> Records supplied:
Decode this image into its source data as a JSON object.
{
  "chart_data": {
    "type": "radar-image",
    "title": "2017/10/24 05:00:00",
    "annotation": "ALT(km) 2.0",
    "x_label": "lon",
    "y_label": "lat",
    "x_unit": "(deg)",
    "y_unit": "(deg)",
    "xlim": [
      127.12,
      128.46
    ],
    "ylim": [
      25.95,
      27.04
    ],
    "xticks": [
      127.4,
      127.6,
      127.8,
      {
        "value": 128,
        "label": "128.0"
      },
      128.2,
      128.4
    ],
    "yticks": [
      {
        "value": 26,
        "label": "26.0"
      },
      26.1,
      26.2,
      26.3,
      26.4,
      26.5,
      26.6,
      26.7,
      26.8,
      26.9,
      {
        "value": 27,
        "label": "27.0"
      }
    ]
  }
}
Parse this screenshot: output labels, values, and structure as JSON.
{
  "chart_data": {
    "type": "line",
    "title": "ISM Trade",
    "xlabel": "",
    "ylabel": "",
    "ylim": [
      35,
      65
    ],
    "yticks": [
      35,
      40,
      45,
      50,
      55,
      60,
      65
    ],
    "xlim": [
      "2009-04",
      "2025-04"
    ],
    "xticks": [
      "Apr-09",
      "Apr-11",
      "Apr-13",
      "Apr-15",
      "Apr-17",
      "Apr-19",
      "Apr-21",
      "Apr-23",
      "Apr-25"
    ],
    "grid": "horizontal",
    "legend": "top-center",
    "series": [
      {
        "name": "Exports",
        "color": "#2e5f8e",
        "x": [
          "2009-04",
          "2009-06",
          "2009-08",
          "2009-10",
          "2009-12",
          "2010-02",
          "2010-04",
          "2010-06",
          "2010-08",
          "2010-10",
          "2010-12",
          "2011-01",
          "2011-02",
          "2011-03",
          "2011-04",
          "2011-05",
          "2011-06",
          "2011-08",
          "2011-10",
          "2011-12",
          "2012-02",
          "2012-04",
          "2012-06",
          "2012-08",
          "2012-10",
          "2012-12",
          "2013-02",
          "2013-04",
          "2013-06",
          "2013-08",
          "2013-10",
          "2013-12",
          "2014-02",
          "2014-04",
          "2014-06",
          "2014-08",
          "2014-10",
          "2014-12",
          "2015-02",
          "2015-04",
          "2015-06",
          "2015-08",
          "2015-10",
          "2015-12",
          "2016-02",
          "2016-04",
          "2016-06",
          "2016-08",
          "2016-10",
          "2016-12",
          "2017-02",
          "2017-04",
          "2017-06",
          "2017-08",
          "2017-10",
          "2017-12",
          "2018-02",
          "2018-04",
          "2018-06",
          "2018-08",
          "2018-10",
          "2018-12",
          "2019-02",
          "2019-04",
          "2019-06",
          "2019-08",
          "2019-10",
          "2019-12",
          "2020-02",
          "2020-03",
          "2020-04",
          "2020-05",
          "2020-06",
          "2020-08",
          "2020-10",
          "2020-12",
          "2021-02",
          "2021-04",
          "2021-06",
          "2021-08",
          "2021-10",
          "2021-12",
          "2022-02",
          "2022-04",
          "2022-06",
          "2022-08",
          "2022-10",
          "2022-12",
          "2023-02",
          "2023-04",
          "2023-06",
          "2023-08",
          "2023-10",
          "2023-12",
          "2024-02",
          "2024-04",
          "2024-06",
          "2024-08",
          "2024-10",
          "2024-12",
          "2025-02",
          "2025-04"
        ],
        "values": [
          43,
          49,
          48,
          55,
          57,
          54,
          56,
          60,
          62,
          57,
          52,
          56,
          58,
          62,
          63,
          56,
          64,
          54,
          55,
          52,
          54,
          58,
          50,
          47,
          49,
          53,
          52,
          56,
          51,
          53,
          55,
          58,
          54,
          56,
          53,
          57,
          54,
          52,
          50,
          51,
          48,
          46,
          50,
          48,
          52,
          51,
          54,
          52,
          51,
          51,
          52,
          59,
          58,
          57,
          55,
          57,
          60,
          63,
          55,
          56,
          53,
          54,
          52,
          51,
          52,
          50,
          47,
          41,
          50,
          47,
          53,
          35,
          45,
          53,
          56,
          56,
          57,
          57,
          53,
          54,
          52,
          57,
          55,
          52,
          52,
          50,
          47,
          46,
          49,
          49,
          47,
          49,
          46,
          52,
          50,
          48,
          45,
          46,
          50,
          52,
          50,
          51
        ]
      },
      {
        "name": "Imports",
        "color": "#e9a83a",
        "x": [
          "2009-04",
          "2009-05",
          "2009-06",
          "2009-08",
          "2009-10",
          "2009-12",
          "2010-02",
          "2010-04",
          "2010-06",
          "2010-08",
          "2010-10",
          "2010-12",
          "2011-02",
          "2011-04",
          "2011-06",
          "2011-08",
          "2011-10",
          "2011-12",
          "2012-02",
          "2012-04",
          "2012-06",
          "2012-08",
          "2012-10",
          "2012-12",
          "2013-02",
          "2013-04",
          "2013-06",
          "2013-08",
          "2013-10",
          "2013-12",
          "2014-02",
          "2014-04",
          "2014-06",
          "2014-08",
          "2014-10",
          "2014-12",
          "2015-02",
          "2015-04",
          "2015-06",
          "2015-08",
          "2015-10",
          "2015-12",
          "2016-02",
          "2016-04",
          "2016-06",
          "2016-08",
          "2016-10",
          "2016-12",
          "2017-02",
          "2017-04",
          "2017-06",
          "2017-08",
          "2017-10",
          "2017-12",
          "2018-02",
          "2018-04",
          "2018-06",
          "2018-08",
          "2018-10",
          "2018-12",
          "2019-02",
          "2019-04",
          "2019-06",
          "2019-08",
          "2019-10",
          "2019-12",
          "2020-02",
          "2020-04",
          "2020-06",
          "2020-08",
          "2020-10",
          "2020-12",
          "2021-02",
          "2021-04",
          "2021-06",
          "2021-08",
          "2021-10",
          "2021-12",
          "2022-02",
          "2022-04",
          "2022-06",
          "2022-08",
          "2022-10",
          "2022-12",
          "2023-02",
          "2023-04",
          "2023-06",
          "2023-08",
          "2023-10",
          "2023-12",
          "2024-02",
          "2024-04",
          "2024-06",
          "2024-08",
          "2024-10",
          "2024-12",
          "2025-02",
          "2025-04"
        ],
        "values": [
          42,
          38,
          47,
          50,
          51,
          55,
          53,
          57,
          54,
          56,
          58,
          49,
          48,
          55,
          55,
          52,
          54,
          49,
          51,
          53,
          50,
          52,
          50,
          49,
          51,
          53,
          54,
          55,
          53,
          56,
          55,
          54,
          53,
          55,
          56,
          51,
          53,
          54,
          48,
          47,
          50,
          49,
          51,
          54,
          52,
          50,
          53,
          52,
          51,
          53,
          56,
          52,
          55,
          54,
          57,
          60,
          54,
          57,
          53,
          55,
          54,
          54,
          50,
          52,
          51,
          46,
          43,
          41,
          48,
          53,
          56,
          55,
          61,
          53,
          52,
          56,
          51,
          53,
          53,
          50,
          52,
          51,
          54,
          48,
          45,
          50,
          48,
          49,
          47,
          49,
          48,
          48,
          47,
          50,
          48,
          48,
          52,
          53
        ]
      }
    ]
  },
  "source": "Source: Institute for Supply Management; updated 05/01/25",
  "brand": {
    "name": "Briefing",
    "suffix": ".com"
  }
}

> Aim of the exercise:
Check each line of the records for the word "JSON", and show the lines that contain it.

> Reply:
Decode this image into its source data as a JSON object.
Parse this screenshot: output labels, values, and structure as JSON.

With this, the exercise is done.